Find every line with the word "downtimes" and report how many there are, without any other text.

╔══

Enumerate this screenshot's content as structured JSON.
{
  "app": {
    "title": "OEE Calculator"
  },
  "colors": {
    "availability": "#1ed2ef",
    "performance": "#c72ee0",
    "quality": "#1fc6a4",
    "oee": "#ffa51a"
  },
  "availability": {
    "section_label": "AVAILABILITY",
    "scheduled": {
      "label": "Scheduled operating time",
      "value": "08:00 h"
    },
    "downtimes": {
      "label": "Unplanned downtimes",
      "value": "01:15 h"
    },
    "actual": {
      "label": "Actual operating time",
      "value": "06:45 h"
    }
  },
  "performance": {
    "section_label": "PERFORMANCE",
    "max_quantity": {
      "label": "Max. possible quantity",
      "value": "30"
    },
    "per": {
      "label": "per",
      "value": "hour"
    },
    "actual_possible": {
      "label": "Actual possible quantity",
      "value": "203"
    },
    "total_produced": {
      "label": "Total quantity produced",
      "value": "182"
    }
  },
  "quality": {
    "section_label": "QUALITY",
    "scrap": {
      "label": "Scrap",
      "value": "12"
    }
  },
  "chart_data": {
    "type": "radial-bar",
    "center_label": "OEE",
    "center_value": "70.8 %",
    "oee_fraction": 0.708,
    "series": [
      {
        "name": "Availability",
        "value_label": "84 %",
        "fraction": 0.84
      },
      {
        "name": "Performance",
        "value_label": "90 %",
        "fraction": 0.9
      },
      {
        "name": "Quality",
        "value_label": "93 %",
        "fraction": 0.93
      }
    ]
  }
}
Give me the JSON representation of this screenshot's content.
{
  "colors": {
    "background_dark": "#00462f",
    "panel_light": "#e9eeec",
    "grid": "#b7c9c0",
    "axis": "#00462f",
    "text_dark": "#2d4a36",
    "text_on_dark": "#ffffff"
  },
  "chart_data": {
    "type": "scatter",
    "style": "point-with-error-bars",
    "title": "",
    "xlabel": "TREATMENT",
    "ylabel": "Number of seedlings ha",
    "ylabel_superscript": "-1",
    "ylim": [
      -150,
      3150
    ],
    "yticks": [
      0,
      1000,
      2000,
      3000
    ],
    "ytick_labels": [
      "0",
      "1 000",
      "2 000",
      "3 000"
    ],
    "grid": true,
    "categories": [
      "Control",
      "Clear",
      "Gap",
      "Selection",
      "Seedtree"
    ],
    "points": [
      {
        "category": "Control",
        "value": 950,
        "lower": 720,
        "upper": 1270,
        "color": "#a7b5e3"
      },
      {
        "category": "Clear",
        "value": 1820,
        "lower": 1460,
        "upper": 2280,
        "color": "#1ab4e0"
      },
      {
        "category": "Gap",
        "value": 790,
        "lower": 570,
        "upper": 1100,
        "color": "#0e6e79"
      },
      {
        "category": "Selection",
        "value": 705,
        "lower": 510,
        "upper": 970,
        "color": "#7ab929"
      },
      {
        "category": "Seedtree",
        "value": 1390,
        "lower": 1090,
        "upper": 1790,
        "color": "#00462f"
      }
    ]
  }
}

╚══
╔══

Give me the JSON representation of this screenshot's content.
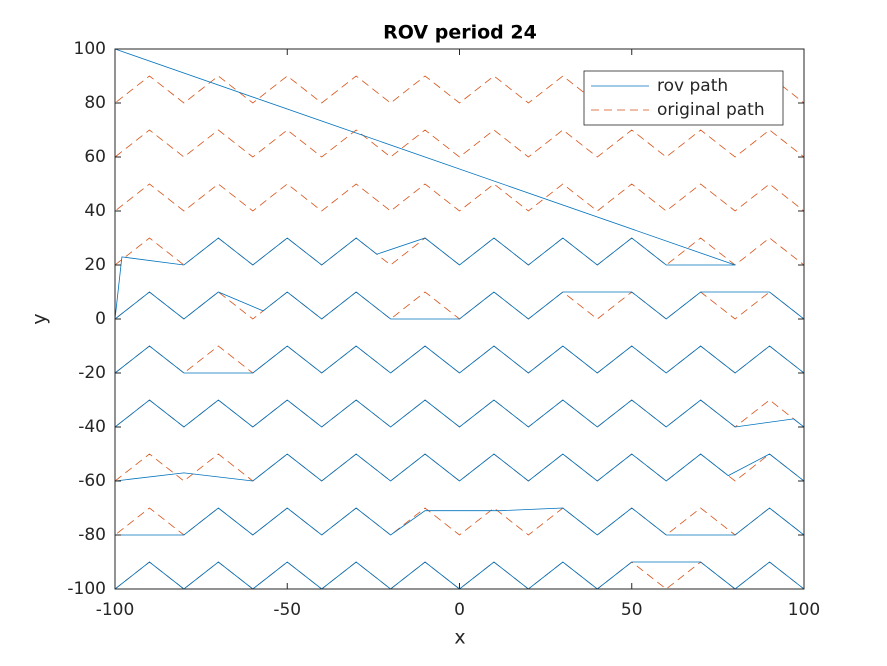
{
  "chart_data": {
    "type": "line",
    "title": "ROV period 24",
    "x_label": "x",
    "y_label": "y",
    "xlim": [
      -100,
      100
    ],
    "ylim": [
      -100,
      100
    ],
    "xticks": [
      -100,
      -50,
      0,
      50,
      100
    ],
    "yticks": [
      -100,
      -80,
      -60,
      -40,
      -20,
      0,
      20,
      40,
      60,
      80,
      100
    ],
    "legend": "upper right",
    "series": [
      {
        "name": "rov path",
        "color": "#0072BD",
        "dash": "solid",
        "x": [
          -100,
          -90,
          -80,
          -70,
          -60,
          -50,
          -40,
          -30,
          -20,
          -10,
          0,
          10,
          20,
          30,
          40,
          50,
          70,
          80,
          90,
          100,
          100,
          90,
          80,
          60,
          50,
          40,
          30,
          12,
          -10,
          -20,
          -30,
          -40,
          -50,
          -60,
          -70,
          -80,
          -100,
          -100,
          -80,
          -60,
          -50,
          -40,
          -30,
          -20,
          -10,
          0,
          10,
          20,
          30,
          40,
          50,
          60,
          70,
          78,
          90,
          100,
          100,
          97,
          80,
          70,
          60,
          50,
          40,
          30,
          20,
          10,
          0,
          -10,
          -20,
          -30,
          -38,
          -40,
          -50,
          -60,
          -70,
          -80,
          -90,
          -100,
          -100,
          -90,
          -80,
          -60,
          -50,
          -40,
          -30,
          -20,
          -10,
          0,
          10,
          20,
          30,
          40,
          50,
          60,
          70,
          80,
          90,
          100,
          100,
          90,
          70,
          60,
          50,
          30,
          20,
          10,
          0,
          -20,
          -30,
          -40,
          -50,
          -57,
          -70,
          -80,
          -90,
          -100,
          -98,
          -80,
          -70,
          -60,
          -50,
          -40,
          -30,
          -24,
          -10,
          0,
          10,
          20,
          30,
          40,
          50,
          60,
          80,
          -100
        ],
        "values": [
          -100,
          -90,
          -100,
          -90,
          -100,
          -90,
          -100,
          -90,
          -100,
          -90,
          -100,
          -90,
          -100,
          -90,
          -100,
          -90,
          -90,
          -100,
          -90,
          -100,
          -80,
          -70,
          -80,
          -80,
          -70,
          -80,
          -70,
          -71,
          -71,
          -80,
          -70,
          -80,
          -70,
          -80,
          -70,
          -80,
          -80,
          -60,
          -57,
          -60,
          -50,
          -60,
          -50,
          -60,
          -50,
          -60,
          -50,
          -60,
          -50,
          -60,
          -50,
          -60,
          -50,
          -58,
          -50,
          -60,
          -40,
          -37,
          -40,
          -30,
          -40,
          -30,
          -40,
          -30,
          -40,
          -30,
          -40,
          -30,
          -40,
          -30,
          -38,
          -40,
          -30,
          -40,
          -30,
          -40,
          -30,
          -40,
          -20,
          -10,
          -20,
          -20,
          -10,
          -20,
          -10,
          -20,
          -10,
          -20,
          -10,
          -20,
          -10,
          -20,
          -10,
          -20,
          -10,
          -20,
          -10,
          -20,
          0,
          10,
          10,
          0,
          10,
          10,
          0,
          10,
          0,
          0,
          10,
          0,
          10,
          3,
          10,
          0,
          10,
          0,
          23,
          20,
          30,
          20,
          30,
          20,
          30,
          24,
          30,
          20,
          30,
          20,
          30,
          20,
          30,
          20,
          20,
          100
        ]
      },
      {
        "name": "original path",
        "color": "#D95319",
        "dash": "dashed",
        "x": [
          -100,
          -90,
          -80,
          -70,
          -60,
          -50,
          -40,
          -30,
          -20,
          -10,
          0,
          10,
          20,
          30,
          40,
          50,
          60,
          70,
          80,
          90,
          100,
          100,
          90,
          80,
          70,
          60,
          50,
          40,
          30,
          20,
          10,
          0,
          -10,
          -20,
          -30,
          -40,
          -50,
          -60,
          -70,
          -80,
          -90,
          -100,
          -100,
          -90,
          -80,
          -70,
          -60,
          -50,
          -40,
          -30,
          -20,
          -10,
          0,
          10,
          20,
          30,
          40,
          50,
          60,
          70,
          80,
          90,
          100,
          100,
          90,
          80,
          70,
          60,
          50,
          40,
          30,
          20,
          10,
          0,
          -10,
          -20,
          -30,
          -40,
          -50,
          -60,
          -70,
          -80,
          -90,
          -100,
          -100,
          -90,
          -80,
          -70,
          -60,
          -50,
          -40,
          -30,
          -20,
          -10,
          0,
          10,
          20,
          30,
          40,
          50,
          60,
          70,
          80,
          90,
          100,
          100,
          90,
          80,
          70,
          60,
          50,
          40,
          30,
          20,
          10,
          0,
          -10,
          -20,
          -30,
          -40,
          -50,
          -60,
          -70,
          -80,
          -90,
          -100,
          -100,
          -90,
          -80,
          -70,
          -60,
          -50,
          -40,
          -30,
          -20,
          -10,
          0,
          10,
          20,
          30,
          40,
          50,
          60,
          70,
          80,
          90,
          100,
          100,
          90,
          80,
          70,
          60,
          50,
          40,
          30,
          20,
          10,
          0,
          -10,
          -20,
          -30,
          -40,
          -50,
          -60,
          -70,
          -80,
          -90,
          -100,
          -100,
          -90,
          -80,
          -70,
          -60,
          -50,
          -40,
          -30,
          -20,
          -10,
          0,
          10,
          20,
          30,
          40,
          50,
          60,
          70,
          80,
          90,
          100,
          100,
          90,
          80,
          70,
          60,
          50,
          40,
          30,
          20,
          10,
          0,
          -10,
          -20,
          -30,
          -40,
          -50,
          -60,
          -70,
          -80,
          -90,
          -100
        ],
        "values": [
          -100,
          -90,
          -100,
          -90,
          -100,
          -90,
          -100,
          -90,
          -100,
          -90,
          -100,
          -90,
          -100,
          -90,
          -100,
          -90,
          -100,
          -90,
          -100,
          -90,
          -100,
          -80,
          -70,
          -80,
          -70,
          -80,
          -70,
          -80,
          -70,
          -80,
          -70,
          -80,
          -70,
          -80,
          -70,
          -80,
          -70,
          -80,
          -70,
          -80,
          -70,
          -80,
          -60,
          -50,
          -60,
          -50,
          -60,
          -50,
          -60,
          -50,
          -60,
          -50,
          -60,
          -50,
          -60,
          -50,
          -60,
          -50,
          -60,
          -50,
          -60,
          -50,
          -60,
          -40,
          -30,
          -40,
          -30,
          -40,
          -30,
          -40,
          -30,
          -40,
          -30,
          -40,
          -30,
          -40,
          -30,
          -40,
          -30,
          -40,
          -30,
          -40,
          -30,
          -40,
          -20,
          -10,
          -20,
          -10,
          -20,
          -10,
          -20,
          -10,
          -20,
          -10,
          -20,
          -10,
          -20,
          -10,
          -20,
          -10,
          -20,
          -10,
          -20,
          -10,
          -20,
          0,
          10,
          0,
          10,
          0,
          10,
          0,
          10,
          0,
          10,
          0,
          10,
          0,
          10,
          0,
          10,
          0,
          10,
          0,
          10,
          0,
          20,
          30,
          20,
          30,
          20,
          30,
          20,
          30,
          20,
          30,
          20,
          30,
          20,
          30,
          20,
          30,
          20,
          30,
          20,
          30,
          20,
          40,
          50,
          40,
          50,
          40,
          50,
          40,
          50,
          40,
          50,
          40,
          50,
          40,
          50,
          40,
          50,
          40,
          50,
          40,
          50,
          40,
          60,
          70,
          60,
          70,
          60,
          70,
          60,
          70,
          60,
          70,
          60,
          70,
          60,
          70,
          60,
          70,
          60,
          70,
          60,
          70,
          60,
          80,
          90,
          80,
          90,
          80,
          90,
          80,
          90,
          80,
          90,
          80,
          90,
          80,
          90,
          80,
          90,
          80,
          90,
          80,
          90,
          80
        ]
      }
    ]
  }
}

╚══

### REPLY
2